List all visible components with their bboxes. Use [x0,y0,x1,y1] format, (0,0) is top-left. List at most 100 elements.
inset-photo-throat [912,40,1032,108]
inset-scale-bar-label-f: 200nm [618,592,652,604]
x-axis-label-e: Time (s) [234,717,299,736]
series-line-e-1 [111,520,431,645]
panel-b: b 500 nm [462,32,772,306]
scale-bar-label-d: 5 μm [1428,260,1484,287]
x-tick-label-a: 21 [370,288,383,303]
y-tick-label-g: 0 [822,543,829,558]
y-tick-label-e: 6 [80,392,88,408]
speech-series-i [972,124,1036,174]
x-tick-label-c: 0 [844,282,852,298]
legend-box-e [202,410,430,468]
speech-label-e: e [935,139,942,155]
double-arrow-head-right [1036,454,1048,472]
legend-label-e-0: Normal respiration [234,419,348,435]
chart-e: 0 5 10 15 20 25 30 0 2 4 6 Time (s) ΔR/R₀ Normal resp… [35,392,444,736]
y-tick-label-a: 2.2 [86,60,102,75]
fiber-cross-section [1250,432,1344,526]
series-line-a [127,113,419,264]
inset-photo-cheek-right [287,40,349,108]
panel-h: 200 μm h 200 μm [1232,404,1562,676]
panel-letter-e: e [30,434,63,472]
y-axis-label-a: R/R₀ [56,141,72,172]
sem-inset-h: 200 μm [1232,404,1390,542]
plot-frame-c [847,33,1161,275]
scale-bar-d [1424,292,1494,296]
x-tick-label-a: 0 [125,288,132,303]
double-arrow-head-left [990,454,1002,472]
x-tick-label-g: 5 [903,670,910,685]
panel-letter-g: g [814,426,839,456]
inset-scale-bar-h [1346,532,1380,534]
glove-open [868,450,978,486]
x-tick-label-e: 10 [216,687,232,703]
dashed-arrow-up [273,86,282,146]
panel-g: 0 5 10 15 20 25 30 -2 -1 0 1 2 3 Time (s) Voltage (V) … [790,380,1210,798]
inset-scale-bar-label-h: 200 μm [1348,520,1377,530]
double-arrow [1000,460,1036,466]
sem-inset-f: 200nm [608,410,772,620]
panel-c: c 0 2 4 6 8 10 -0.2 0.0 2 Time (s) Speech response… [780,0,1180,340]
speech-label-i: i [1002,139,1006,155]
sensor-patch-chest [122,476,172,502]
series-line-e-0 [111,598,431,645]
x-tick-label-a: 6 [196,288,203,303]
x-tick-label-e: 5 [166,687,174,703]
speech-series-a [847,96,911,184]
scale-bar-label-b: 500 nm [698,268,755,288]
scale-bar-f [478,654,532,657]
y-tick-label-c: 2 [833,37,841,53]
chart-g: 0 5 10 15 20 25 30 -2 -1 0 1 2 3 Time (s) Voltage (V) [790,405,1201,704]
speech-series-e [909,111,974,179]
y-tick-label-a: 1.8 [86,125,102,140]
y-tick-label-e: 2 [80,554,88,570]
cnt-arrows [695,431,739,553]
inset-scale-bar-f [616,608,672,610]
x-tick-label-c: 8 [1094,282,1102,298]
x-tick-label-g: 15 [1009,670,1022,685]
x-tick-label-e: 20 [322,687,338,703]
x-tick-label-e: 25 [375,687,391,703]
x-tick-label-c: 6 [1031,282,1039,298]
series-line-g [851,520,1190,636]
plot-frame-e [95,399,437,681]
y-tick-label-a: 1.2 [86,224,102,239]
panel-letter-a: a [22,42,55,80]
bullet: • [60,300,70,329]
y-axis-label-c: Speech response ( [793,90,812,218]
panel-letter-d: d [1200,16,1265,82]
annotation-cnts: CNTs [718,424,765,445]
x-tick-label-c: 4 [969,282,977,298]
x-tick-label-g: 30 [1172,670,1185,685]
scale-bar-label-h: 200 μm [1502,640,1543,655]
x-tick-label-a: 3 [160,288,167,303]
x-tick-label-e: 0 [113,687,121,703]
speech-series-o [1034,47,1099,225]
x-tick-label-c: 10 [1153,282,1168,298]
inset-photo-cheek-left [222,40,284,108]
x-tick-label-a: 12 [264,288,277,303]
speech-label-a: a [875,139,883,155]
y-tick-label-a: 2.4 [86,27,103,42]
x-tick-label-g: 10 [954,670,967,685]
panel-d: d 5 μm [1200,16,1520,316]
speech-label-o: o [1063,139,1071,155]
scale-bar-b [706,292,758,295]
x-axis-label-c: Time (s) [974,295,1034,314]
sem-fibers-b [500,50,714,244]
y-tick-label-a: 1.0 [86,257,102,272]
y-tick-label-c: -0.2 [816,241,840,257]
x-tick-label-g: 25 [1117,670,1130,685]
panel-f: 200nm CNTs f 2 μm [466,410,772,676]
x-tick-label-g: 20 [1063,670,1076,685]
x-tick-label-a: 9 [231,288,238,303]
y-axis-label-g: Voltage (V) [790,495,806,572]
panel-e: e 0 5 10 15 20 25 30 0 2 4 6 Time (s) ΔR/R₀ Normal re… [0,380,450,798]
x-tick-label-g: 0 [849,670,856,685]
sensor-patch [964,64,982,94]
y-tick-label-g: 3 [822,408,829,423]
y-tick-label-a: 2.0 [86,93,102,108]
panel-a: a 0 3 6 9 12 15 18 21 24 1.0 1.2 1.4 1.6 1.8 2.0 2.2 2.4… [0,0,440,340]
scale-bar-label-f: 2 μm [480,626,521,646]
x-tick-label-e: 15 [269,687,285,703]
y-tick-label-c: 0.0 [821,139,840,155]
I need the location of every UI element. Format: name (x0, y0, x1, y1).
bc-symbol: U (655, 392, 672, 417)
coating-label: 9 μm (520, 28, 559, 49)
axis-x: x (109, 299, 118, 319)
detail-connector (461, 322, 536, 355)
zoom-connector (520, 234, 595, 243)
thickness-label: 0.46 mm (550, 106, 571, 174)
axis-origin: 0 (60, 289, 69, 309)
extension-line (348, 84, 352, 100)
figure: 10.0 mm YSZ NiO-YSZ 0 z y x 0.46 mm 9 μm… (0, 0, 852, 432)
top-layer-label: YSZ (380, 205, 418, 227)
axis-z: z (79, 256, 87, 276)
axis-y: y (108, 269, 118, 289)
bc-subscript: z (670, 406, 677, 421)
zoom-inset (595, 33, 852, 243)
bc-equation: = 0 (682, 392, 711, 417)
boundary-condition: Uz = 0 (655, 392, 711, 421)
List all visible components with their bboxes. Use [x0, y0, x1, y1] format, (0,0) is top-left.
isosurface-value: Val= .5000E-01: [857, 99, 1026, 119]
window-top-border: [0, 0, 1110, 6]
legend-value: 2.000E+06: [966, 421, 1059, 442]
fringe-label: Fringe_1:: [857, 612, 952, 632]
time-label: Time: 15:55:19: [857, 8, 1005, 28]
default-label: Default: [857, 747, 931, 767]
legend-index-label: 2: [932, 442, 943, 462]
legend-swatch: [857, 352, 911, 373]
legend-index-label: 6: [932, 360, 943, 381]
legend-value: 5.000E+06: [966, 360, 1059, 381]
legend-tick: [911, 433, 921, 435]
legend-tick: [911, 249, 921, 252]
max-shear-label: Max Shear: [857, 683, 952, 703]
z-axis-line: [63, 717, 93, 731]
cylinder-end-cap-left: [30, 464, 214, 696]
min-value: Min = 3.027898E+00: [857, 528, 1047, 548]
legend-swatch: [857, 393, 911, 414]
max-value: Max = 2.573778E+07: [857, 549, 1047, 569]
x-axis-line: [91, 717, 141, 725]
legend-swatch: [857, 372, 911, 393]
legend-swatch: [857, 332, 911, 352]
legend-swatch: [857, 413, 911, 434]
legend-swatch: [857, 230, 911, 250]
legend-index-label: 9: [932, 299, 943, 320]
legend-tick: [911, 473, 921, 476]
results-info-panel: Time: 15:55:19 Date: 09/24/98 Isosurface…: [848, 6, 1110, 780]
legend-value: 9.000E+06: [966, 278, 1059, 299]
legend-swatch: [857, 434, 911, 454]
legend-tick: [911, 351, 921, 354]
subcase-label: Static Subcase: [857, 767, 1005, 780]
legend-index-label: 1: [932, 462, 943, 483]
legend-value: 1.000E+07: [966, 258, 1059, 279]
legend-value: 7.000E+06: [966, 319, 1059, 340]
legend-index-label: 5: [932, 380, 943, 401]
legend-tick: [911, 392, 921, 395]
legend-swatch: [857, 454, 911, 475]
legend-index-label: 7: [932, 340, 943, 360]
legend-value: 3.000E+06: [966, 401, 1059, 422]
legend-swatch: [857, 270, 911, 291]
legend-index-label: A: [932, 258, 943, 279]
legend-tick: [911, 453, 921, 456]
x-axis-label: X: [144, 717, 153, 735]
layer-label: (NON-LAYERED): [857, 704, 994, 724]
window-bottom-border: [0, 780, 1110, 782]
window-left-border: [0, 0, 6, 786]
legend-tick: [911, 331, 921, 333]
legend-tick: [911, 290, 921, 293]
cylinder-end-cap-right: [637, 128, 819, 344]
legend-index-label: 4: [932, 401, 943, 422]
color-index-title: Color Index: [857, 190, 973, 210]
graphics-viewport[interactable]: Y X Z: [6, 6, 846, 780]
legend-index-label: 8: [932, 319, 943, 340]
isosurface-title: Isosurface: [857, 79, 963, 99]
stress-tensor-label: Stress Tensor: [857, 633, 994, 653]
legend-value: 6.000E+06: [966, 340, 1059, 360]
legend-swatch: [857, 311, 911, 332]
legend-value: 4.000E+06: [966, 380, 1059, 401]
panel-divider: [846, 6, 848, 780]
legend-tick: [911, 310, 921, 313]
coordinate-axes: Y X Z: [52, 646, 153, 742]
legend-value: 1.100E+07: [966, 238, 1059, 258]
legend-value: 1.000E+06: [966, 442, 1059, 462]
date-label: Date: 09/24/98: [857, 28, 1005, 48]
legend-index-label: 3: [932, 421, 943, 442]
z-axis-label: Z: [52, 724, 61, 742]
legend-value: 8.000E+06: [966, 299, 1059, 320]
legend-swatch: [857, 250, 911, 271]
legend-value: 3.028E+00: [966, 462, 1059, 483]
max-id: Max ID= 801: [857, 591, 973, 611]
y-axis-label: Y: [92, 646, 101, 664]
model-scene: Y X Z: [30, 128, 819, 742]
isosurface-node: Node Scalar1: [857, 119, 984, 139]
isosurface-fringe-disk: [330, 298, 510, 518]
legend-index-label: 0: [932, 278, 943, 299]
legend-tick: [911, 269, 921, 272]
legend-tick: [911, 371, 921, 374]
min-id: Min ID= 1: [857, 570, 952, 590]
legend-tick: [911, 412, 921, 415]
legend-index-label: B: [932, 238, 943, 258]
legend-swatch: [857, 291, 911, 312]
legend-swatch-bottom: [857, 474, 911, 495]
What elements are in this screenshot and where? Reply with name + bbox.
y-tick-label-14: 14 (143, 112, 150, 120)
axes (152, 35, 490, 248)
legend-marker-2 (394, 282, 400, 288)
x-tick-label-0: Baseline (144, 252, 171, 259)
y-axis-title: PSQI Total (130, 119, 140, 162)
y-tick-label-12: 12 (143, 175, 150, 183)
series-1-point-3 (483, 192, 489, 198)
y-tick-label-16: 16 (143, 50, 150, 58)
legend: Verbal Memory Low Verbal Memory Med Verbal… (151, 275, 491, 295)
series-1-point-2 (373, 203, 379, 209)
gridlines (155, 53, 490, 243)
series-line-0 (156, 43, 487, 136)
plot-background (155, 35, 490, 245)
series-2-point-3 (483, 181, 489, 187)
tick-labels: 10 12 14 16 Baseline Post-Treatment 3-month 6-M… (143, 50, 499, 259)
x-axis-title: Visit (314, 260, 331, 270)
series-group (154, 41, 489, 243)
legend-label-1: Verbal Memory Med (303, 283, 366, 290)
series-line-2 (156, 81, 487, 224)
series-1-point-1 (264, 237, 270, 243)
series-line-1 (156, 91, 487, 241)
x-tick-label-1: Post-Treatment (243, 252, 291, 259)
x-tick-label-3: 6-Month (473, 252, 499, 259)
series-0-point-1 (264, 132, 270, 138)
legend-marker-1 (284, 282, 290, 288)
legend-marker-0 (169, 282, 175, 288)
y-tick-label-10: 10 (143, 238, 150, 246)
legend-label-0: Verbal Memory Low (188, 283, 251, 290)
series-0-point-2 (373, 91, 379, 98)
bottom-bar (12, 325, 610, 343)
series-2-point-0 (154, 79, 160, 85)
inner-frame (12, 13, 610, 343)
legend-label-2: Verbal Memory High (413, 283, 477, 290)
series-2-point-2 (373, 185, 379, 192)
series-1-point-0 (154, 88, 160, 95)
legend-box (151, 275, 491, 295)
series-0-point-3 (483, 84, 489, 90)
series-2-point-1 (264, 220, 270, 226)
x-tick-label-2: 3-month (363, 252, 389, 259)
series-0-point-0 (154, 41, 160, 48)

___

▶ **Problem statement**: Reproduce the records word for word, from the first line through the line with "dashed-arrow-up [273,86,282,146]", including both.

▶ **Task output**:
List all visible components with their bboxes. Use [x0,y0,x1,y1] format, (0,0) is top-left. List at most 100 elements.
inset-photo-throat [912,40,1032,108]
inset-scale-bar-label-f: 200nm [618,592,652,604]
x-axis-label-e: Time (s) [234,717,299,736]
series-line-e-1 [111,520,431,645]
panel-b: b 500 nm [462,32,772,306]
scale-bar-label-d: 5 μm [1428,260,1484,287]
x-tick-label-a: 21 [370,288,383,303]
y-tick-label-g: 0 [822,543,829,558]
y-tick-label-e: 6 [80,392,88,408]
speech-series-i [972,124,1036,174]
x-tick-label-c: 0 [844,282,852,298]
legend-box-e [202,410,430,468]
speech-label-e: e [935,139,942,155]
double-arrow-head-right [1036,454,1048,472]
legend-label-e-0: Normal respiration [234,419,348,435]
chart-e: 0 5 10 15 20 25 30 0 2 4 6 Time (s) ΔR/R₀ Normal resp… [35,392,444,736]
y-tick-label-a: 2.2 [86,60,102,75]
fiber-cross-section [1250,432,1344,526]
series-line-a [127,113,419,264]
inset-photo-cheek-right [287,40,349,108]
panel-h: 200 μm h 200 μm [1232,404,1562,676]
panel-letter-e: e [30,434,63,472]
y-axis-label-a: R/R₀ [56,141,72,172]
sem-inset-h: 200 μm [1232,404,1390,542]
plot-frame-c [847,33,1161,275]
scale-bar-d [1424,292,1494,296]
x-tick-label-a: 0 [125,288,132,303]
double-arrow-head-left [990,454,1002,472]
x-tick-label-g: 5 [903,670,910,685]
panel-letter-g: g [814,426,839,456]
inset-scale-bar-h [1346,532,1380,534]
glove-open [868,450,978,486]
x-tick-label-e: 10 [216,687,232,703]
dashed-arrow-up [273,86,282,146]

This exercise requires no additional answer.